> _Your objective_: Return every record verbatim.

> _Data listing_:
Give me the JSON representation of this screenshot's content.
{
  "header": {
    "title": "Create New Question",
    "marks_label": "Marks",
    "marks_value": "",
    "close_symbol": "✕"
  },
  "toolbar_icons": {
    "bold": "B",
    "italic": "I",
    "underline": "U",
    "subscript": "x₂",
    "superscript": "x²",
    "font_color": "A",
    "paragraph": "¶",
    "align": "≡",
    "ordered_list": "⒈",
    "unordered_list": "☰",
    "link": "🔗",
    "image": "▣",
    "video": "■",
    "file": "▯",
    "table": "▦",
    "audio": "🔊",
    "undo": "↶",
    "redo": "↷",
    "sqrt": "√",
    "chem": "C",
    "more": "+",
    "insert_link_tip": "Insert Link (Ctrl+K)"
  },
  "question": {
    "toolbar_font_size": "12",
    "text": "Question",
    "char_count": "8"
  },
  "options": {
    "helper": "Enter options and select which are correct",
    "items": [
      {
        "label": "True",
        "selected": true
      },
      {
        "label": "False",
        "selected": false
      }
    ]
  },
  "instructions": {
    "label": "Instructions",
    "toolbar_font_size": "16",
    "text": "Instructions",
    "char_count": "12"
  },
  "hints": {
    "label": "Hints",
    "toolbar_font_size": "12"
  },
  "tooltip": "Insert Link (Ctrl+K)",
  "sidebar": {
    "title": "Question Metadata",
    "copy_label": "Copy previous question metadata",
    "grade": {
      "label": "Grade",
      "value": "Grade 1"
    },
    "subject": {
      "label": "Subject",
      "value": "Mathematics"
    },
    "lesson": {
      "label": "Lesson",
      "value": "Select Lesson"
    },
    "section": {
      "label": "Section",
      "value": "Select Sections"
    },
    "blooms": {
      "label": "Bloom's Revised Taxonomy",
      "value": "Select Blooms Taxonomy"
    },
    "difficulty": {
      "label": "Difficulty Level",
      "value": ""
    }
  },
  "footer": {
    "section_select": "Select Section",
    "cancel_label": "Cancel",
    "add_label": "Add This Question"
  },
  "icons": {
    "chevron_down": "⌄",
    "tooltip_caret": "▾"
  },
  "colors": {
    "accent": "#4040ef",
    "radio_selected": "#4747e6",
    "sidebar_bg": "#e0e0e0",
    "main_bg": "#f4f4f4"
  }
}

> _Written response_:
Give me the JSON representation of this screenshot's content.
{
  "header": {
    "title": "Create New Question",
    "marks_label": "Marks",
    "marks_value": "",
    "close_symbol": "✕"
  },
  "toolbar_icons": {
    "bold": "B",
    "italic": "I",
    "underline": "U",
    "subscript": "x₂",
    "superscript": "x²",
    "font_color": "A",
    "paragraph": "¶",
    "align": "≡",
    "ordered_list": "⒈",
    "unordered_list": "☰",
    "link": "🔗",
    "image": "▣",
    "video": "■",
    "file": "▯",
    "table": "▦",
    "audio": "🔊",
    "undo": "↶",
    "redo": "↷",
    "sqrt": "√",
    "chem": "C",
    "more": "+",
    "insert_link_tip": "Insert Link (Ctrl+K)"
  },
  "question": {
    "toolbar_font_size": "12",
    "text": "Question",
    "char_count": "8"
  },
  "options": {
    "helper": "Enter options and select which are correct",
    "items": [
      {
        "label": "True",
        "selected": true
      },
      {
        "label": "False",
        "selected": false
      }
    ]
  },
  "instructions": {
    "label": "Instructions",
    "toolbar_font_size": "16",
    "text": "Instructions",
    "char_count": "12"
  },
  "hints": {
    "label": "Hints",
    "toolbar_font_size": "12"
  },
  "tooltip": "Insert Link (Ctrl+K)",
  "sidebar": {
    "title": "Question Metadata",
    "copy_label": "Copy previous question metadata",
    "grade": {
      "label": "Grade",
      "value": "Grade 1"
    },
    "subject": {
      "label": "Subject",
      "value": "Mathematics"
    },
    "lesson": {
      "label": "Lesson",
      "value": "Select Lesson"
    },
    "section": {
      "label": "Section",
      "value": "Select Sections"
    },
    "blooms": {
      "label": "Bloom's Revised Taxonomy",
      "value": "Select Blooms Taxonomy"
    },
    "difficulty": {
      "label": "Difficulty Level",
      "value": ""
    }
  },
  "footer": {
    "section_select": "Select Section",
    "cancel_label": "Cancel",
    "add_label": "Add This Question"
  },
  "icons": {
    "chevron_down": "⌄",
    "tooltip_caret": "▾"
  },
  "colors": {
    "accent": "#4040ef",
    "radio_selected": "#4747e6",
    "sidebar_bg": "#e0e0e0",
    "main_bg": "#f4f4f4"
  }
}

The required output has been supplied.